DIRECTIONS FOR THIS TASK – Write out the full set of records below exactly.
## START PROVIDED RECORDS
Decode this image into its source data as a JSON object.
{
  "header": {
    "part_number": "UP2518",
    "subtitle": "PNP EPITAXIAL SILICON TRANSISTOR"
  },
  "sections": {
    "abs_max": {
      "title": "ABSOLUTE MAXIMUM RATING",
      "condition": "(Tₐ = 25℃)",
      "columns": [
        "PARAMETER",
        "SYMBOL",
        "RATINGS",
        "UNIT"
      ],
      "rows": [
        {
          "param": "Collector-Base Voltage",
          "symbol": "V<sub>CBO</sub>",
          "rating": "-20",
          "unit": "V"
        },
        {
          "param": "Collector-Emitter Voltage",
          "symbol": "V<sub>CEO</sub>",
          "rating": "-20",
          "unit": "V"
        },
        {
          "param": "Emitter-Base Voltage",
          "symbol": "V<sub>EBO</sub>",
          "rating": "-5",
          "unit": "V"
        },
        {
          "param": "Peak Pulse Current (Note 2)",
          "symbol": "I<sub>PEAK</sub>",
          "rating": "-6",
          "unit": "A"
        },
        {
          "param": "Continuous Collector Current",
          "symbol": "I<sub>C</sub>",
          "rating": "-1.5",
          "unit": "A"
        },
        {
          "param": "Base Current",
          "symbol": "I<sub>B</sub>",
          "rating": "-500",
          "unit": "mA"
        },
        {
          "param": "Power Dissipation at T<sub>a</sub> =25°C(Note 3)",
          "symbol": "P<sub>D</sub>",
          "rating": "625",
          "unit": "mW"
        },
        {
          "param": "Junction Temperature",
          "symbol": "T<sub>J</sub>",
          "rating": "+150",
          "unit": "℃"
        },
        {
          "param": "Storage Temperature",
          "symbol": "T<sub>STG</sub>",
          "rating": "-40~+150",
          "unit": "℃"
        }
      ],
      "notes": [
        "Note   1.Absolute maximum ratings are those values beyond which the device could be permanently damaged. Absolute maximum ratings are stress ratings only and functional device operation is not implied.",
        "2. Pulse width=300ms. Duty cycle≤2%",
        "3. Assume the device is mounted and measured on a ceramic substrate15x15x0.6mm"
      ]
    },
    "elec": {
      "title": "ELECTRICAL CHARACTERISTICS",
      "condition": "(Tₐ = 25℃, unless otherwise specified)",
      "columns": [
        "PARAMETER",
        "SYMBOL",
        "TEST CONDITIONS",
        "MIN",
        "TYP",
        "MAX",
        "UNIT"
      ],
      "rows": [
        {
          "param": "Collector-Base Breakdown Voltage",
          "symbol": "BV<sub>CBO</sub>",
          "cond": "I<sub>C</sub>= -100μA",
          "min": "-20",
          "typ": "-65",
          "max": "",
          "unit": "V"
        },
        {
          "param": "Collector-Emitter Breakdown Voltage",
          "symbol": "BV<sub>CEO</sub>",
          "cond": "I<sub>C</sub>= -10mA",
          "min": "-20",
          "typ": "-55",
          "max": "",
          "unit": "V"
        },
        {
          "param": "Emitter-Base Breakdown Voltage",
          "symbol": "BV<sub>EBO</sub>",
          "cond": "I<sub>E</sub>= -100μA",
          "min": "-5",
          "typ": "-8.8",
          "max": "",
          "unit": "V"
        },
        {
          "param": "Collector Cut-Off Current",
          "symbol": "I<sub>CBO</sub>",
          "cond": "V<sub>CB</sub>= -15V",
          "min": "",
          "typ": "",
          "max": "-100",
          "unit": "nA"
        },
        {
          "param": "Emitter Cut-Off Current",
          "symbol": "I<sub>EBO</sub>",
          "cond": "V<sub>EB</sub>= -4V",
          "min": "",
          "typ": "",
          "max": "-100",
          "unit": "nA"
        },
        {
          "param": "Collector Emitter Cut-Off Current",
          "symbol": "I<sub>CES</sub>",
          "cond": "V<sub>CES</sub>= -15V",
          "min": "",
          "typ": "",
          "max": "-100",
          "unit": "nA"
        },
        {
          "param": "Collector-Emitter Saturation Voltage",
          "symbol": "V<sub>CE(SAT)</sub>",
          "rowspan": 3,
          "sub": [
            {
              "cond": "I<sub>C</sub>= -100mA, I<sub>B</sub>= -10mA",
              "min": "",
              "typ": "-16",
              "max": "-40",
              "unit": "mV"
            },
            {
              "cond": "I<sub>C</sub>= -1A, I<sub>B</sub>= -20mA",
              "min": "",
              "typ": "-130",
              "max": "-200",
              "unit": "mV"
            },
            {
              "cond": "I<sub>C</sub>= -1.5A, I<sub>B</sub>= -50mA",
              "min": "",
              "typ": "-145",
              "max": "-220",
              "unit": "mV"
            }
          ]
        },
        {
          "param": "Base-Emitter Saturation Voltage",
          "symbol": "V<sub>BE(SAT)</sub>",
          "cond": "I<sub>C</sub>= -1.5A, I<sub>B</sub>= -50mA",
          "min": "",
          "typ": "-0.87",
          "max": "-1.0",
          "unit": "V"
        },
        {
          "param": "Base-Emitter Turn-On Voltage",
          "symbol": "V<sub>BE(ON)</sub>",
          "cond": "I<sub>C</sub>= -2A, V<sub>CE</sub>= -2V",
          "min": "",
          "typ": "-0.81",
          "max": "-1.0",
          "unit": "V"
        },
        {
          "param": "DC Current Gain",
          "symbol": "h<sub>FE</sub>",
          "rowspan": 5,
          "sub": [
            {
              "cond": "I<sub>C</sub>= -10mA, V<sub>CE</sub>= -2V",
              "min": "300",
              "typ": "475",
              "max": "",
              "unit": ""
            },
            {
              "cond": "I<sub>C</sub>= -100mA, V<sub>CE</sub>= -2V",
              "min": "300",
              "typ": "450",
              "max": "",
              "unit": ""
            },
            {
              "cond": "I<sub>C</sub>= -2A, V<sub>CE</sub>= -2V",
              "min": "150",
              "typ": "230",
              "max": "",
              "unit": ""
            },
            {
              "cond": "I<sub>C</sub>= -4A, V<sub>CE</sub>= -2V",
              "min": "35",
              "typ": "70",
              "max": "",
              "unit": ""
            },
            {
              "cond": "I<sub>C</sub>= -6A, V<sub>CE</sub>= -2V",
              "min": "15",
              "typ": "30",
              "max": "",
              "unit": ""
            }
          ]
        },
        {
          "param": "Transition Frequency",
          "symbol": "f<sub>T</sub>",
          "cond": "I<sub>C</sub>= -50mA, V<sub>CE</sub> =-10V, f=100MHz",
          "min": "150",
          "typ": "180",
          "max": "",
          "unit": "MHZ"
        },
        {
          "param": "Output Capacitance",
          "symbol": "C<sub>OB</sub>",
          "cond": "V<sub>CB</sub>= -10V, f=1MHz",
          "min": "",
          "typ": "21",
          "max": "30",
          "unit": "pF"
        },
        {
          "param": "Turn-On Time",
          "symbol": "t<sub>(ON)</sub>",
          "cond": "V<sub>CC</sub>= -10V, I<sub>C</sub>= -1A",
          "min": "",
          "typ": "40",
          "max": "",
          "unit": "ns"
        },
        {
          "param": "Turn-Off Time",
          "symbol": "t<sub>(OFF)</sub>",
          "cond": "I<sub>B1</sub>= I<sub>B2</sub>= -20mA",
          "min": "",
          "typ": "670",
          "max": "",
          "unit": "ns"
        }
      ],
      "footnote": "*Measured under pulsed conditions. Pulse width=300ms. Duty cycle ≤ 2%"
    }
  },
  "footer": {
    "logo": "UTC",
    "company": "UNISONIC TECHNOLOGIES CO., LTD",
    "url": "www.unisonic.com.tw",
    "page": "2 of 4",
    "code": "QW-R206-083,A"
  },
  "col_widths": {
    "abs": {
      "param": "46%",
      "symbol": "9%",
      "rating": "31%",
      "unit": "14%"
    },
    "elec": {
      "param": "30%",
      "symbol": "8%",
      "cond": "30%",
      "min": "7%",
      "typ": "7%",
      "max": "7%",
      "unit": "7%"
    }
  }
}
## END PROVIDED RECORDS
COMPLETE OUTPUT –
Decode this image into its source data as a JSON object.
{
  "header": {
    "part_number": "UP2518",
    "subtitle": "PNP EPITAXIAL SILICON TRANSISTOR"
  },
  "sections": {
    "abs_max": {
      "title": "ABSOLUTE MAXIMUM RATING",
      "condition": "(Tₐ = 25℃)",
      "columns": [
        "PARAMETER",
        "SYMBOL",
        "RATINGS",
        "UNIT"
      ],
      "rows": [
        {
          "param": "Collector-Base Voltage",
          "symbol": "V<sub>CBO</sub>",
          "rating": "-20",
          "unit": "V"
        },
        {
          "param": "Collector-Emitter Voltage",
          "symbol": "V<sub>CEO</sub>",
          "rating": "-20",
          "unit": "V"
        },
        {
          "param": "Emitter-Base Voltage",
          "symbol": "V<sub>EBO</sub>",
          "rating": "-5",
          "unit": "V"
        },
        {
          "param": "Peak Pulse Current (Note 2)",
          "symbol": "I<sub>PEAK</sub>",
          "rating": "-6",
          "unit": "A"
        },
        {
          "param": "Continuous Collector Current",
          "symbol": "I<sub>C</sub>",
          "rating": "-1.5",
          "unit": "A"
        },
        {
          "param": "Base Current",
          "symbol": "I<sub>B</sub>",
          "rating": "-500",
          "unit": "mA"
        },
        {
          "param": "Power Dissipation at T<sub>a</sub> =25°C(Note 3)",
          "symbol": "P<sub>D</sub>",
          "rating": "625",
          "unit": "mW"
        },
        {
          "param": "Junction Temperature",
          "symbol": "T<sub>J</sub>",
          "rating": "+150",
          "unit": "℃"
        },
        {
          "param": "Storage Temperature",
          "symbol": "T<sub>STG</sub>",
          "rating": "-40~+150",
          "unit": "℃"
        }
      ],
      "notes": [
        "Note   1.Absolute maximum ratings are those values beyond which the device could be permanently damaged. Absolute maximum ratings are stress ratings only and functional device operation is not implied.",
        "2. Pulse width=300ms. Duty cycle≤2%",
        "3. Assume the device is mounted and measured on a ceramic substrate15x15x0.6mm"
      ]
    },
    "elec": {
      "title": "ELECTRICAL CHARACTERISTICS",
      "condition": "(Tₐ = 25℃, unless otherwise specified)",
      "columns": [
        "PARAMETER",
        "SYMBOL",
        "TEST CONDITIONS",
        "MIN",
        "TYP",
        "MAX",
        "UNIT"
      ],
      "rows": [
        {
          "param": "Collector-Base Breakdown Voltage",
          "symbol": "BV<sub>CBO</sub>",
          "cond": "I<sub>C</sub>= -100μA",
          "min": "-20",
          "typ": "-65",
          "max": "",
          "unit": "V"
        },
        {
          "param": "Collector-Emitter Breakdown Voltage",
          "symbol": "BV<sub>CEO</sub>",
          "cond": "I<sub>C</sub>= -10mA",
          "min": "-20",
          "typ": "-55",
          "max": "",
          "unit": "V"
        },
        {
          "param": "Emitter-Base Breakdown Voltage",
          "symbol": "BV<sub>EBO</sub>",
          "cond": "I<sub>E</sub>= -100μA",
          "min": "-5",
          "typ": "-8.8",
          "max": "",
          "unit": "V"
        },
        {
          "param": "Collector Cut-Off Current",
          "symbol": "I<sub>CBO</sub>",
          "cond": "V<sub>CB</sub>= -15V",
          "min": "",
          "typ": "",
          "max": "-100",
          "unit": "nA"
        },
        {
          "param": "Emitter Cut-Off Current",
          "symbol": "I<sub>EBO</sub>",
          "cond": "V<sub>EB</sub>= -4V",
          "min": "",
          "typ": "",
          "max": "-100",
          "unit": "nA"
        },
        {
          "param": "Collector Emitter Cut-Off Current",
          "symbol": "I<sub>CES</sub>",
          "cond": "V<sub>CES</sub>= -15V",
          "min": "",
          "typ": "",
          "max": "-100",
          "unit": "nA"
        },
        {
          "param": "Collector-Emitter Saturation Voltage",
          "symbol": "V<sub>CE(SAT)</sub>",
          "rowspan": 3,
          "sub": [
            {
              "cond": "I<sub>C</sub>= -100mA, I<sub>B</sub>= -10mA",
              "min": "",
              "typ": "-16",
              "max": "-40",
              "unit": "mV"
            },
            {
              "cond": "I<sub>C</sub>= -1A, I<sub>B</sub>= -20mA",
              "min": "",
              "typ": "-130",
              "max": "-200",
              "unit": "mV"
            },
            {
              "cond": "I<sub>C</sub>= -1.5A, I<sub>B</sub>= -50mA",
              "min": "",
              "typ": "-145",
              "max": "-220",
              "unit": "mV"
            }
          ]
        },
        {
          "param": "Base-Emitter Saturation Voltage",
          "symbol": "V<sub>BE(SAT)</sub>",
          "cond": "I<sub>C</sub>= -1.5A, I<sub>B</sub>= -50mA",
          "min": "",
          "typ": "-0.87",
          "max": "-1.0",
          "unit": "V"
        },
        {
          "param": "Base-Emitter Turn-On Voltage",
          "symbol": "V<sub>BE(ON)</sub>",
          "cond": "I<sub>C</sub>= -2A, V<sub>CE</sub>= -2V",
          "min": "",
          "typ": "-0.81",
          "max": "-1.0",
          "unit": "V"
        },
        {
          "param": "DC Current Gain",
          "symbol": "h<sub>FE</sub>",
          "rowspan": 5,
          "sub": [
            {
              "cond": "I<sub>C</sub>= -10mA, V<sub>CE</sub>= -2V",
              "min": "300",
              "typ": "475",
              "max": "",
              "unit": ""
            },
            {
              "cond": "I<sub>C</sub>= -100mA, V<sub>CE</sub>= -2V",
              "min": "300",
              "typ": "450",
              "max": "",
              "unit": ""
            },
            {
              "cond": "I<sub>C</sub>= -2A, V<sub>CE</sub>= -2V",
              "min": "150",
              "typ": "230",
              "max": "",
              "unit": ""
            },
            {
              "cond": "I<sub>C</sub>= -4A, V<sub>CE</sub>= -2V",
              "min": "35",
              "typ": "70",
              "max": "",
              "unit": ""
            },
            {
              "cond": "I<sub>C</sub>= -6A, V<sub>CE</sub>= -2V",
              "min": "15",
              "typ": "30",
              "max": "",
              "unit": ""
            }
          ]
        },
        {
          "param": "Transition Frequency",
          "symbol": "f<sub>T</sub>",
          "cond": "I<sub>C</sub>= -50mA, V<sub>CE</sub> =-10V, f=100MHz",
          "min": "150",
          "typ": "180",
          "max": "",
          "unit": "MHZ"
        },
        {
          "param": "Output Capacitance",
          "symbol": "C<sub>OB</sub>",
          "cond": "V<sub>CB</sub>= -10V, f=1MHz",
          "min": "",
          "typ": "21",
          "max": "30",
          "unit": "pF"
        },
        {
          "param": "Turn-On Time",
          "symbol": "t<sub>(ON)</sub>",
          "cond": "V<sub>CC</sub>= -10V, I<sub>C</sub>= -1A",
          "min": "",
          "typ": "40",
          "max": "",
          "unit": "ns"
        },
        {
          "param": "Turn-Off Time",
          "symbol": "t<sub>(OFF)</sub>",
          "cond": "I<sub>B1</sub>= I<sub>B2</sub>= -20mA",
          "min": "",
          "typ": "670",
          "max": "",
          "unit": "ns"
        }
      ],
      "footnote": "*Measured under pulsed conditions. Pulse width=300ms. Duty cycle ≤ 2%"
    }
  },
  "footer": {
    "logo": "UTC",
    "company": "UNISONIC TECHNOLOGIES CO., LTD",
    "url": "www.unisonic.com.tw",
    "page": "2 of 4",
    "code": "QW-R206-083,A"
  },
  "col_widths": {
    "abs": {
      "param": "46%",
      "symbol": "9%",
      "rating": "31%",
      "unit": "14%"
    },
    "elec": {
      "param": "30%",
      "symbol": "8%",
      "cond": "30%",
      "min": "7%",
      "typ": "7%",
      "max": "7%",
      "unit": "7%"
    }
  }
}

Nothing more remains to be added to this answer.